Your goal: Keep each line of the material that includes "regulatory", and leave out the rest.

Data for the task:
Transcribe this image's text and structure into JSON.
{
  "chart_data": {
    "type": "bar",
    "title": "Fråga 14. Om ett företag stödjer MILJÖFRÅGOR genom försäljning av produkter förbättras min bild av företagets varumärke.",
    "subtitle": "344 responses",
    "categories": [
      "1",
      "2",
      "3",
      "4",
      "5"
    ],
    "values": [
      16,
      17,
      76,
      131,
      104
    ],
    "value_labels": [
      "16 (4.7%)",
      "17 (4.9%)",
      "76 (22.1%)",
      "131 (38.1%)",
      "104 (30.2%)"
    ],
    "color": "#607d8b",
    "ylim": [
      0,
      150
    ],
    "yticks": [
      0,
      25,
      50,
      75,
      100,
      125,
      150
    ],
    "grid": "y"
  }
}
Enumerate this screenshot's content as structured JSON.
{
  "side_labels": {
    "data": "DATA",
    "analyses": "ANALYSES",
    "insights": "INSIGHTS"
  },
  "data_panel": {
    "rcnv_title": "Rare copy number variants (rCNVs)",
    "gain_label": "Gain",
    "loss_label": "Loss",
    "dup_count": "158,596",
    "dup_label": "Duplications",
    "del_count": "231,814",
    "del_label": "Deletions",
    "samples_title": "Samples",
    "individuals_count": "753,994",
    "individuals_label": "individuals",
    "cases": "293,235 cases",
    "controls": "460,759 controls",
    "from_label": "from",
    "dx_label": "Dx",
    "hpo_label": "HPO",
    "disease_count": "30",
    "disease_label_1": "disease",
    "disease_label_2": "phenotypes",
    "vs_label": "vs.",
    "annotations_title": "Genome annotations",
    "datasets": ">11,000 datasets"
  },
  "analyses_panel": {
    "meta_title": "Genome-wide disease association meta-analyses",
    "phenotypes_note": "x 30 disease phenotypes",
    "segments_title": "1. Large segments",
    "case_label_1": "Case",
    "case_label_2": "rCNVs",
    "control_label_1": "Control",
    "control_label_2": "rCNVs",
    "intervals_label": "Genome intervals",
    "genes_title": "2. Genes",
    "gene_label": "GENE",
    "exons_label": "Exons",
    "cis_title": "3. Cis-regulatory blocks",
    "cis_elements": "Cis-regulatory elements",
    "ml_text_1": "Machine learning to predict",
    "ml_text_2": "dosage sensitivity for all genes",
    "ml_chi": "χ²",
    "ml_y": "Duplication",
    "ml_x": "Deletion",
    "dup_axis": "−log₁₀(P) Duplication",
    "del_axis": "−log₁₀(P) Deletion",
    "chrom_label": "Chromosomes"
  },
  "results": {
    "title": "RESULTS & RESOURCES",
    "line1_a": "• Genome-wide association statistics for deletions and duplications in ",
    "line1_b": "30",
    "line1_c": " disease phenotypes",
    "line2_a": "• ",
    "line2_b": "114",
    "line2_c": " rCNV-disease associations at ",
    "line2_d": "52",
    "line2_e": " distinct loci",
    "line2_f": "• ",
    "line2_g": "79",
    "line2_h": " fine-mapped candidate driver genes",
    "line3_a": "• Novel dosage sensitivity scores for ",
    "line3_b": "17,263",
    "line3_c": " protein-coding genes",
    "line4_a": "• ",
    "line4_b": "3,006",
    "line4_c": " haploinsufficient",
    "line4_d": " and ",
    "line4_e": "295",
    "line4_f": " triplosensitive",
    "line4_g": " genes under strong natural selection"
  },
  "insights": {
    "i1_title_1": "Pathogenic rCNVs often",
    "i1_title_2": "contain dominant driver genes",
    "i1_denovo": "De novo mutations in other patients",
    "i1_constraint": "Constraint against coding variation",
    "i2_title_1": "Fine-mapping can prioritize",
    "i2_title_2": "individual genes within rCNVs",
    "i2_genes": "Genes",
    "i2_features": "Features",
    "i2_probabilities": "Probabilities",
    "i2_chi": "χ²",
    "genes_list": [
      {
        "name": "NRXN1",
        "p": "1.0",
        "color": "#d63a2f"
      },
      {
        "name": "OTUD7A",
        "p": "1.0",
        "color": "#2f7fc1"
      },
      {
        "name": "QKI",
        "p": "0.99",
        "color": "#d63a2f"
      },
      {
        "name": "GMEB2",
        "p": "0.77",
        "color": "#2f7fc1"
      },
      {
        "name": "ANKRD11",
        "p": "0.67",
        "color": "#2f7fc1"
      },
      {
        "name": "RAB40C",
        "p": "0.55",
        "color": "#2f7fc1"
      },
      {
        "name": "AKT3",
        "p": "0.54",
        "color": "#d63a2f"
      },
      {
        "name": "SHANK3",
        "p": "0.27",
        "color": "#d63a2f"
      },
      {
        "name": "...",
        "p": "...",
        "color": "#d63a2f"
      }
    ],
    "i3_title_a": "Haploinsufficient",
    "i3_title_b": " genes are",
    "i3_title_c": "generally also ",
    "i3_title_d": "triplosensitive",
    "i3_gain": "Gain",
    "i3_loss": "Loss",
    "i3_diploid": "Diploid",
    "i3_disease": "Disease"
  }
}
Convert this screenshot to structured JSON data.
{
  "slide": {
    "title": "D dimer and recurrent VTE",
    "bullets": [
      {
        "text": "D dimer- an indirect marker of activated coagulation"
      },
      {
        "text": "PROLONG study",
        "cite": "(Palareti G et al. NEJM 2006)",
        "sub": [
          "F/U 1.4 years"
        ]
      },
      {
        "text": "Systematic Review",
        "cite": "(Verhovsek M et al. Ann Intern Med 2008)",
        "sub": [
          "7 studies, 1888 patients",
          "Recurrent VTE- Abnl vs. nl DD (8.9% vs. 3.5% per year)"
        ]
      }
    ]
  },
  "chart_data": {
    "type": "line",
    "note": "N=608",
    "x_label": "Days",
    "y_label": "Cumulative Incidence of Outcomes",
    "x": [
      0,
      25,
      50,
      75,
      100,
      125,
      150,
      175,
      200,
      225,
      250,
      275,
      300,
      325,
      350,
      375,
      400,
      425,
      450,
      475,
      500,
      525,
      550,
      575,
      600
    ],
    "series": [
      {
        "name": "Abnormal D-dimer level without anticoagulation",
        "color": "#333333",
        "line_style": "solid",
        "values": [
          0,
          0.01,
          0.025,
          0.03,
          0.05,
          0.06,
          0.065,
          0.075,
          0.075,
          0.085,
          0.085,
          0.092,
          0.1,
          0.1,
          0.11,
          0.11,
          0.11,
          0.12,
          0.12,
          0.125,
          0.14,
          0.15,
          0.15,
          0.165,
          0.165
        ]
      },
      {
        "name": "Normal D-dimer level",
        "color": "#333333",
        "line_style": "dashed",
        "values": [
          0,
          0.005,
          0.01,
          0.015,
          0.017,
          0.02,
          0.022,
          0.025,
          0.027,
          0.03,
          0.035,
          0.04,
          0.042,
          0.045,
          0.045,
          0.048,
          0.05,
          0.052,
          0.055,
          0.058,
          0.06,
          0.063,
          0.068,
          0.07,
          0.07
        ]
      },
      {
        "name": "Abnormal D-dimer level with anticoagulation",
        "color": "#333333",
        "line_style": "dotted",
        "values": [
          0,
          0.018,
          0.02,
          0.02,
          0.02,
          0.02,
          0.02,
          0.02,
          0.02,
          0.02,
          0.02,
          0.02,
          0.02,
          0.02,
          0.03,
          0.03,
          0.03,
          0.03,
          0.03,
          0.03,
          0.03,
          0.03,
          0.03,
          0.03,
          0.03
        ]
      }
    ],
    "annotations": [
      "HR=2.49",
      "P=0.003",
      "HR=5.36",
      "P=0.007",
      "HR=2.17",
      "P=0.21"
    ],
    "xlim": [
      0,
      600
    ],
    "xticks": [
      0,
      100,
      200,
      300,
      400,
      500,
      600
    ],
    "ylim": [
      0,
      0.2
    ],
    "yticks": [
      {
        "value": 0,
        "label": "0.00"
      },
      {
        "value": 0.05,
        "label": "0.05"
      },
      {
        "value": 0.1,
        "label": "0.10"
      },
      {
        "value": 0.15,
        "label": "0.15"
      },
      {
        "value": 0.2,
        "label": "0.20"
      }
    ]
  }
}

Reply to the exercise:
    "cis_title": "3. Cis-regulatory blocks",
    "cis_elements": "Cis-regulatory elements",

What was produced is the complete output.